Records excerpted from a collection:
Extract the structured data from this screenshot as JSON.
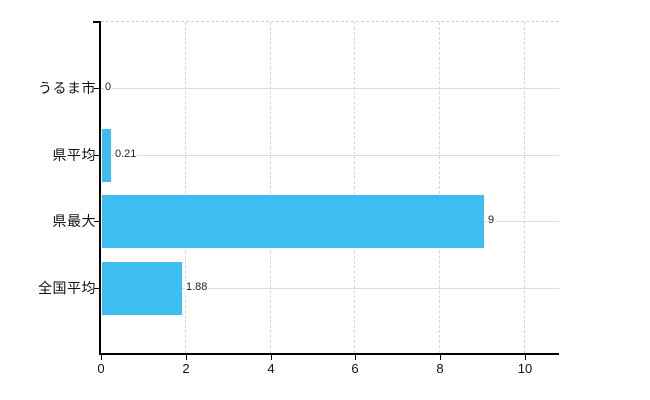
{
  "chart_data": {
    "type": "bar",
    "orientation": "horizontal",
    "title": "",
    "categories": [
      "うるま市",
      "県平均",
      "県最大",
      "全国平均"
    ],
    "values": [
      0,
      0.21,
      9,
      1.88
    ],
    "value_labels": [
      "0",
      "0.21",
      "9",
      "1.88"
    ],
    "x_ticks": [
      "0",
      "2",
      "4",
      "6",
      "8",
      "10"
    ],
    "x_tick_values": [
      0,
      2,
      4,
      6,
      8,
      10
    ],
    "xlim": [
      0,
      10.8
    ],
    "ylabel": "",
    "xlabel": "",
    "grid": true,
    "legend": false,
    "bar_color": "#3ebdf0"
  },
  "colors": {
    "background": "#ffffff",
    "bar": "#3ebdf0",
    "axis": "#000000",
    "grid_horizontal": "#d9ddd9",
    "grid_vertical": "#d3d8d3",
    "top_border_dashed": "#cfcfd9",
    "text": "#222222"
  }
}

* * *

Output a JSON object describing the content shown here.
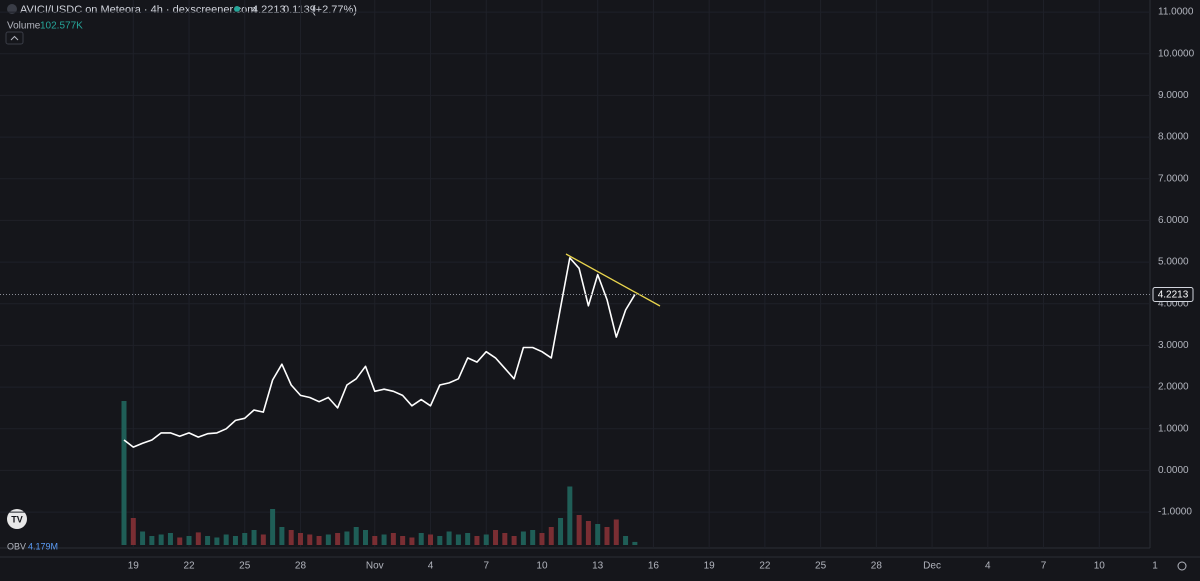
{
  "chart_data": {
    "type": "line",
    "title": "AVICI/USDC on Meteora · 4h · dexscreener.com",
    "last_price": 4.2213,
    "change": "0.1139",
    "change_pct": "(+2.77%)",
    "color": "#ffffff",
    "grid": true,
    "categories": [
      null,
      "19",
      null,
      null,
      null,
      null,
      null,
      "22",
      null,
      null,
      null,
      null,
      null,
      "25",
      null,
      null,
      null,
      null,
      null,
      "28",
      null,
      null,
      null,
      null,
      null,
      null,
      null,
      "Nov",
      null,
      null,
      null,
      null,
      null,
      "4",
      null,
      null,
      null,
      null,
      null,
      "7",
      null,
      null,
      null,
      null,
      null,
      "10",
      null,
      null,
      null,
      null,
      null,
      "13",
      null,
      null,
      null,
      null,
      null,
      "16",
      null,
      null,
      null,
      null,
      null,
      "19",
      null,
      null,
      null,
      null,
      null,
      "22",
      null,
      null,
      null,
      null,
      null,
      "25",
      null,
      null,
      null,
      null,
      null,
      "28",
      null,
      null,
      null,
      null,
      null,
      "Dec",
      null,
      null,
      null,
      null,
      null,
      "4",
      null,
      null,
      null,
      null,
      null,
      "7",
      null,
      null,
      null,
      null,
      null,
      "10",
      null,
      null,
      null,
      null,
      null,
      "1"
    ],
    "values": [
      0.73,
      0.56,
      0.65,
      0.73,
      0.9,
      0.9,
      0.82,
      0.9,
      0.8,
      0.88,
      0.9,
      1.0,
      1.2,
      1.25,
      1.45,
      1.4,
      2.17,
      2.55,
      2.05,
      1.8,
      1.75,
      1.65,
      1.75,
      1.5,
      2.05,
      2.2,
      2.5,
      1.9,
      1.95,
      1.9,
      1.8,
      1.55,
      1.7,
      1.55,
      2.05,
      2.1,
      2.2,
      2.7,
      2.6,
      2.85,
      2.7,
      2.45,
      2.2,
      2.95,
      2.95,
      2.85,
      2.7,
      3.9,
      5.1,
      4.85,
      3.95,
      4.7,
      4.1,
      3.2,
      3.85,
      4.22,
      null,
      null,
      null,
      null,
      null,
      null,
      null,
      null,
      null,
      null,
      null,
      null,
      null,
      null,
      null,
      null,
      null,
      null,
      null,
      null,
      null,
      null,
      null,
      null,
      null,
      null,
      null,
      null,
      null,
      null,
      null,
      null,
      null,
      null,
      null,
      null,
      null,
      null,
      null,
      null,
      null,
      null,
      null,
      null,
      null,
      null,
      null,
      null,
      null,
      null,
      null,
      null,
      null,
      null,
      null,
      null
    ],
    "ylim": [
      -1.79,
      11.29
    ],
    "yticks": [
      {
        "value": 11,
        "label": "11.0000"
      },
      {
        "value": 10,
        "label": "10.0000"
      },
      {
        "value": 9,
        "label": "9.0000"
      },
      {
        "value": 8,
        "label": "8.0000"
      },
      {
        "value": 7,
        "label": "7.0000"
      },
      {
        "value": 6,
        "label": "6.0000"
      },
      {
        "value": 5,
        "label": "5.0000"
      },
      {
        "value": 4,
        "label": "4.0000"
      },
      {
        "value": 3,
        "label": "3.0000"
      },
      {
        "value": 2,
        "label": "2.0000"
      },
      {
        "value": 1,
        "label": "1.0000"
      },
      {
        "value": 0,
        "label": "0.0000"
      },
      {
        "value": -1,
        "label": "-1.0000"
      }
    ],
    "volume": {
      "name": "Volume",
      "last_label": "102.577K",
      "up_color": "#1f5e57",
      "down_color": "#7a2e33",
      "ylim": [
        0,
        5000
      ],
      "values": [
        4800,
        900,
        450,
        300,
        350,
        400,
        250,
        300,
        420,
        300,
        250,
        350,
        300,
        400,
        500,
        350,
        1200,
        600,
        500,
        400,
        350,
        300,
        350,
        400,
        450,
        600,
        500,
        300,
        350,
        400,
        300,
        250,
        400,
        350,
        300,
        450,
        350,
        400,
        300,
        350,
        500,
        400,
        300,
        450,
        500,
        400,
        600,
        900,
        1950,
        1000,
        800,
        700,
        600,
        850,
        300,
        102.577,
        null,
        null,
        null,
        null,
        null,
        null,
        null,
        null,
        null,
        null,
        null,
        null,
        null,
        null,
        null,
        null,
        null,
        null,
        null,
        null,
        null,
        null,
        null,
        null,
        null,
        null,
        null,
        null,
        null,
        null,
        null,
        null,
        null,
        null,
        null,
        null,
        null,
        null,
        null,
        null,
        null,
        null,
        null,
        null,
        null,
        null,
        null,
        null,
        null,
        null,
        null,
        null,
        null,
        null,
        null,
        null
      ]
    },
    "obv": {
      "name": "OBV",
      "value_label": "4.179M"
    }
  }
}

...

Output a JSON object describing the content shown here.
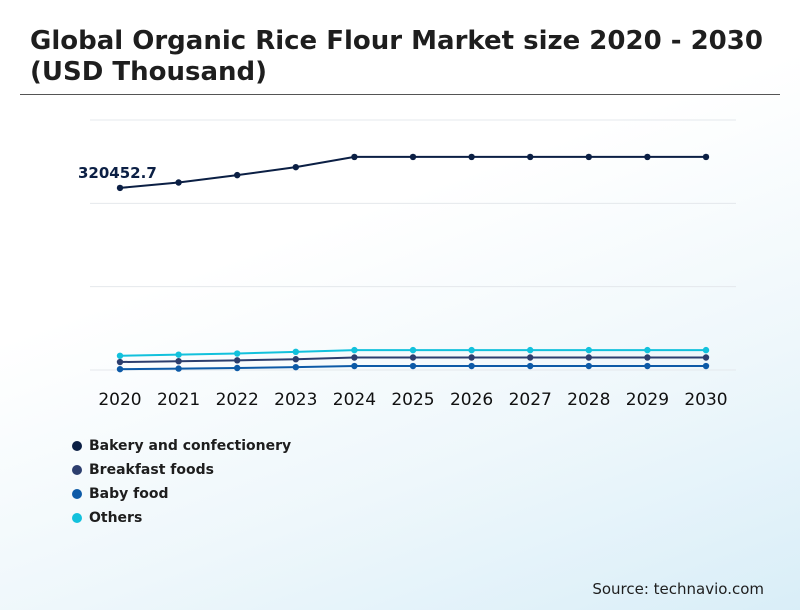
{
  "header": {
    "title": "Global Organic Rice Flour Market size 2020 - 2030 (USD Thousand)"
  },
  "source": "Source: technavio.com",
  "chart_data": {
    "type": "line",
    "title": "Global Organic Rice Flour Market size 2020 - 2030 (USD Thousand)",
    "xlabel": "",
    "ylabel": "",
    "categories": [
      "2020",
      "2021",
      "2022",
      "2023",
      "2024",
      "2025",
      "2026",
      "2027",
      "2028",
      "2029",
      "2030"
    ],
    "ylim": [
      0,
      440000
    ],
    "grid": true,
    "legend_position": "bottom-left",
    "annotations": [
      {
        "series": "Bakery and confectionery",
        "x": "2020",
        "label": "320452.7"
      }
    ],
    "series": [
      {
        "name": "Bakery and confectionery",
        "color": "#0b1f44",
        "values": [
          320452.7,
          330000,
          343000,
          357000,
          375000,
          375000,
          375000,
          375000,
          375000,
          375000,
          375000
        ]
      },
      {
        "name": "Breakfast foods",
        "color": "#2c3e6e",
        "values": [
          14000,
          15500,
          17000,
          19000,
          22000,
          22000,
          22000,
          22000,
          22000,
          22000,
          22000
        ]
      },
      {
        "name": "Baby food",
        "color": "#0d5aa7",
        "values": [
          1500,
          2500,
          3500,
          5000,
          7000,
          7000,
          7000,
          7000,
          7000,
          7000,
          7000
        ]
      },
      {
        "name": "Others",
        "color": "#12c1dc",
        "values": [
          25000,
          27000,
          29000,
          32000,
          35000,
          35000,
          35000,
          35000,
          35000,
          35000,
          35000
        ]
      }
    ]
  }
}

• _Brief_: Where a line holds "Bakery", copy it out.

• _Problem solution_:
        "series": "Bakery and confectionery",
        "name": "Bakery and confectionery",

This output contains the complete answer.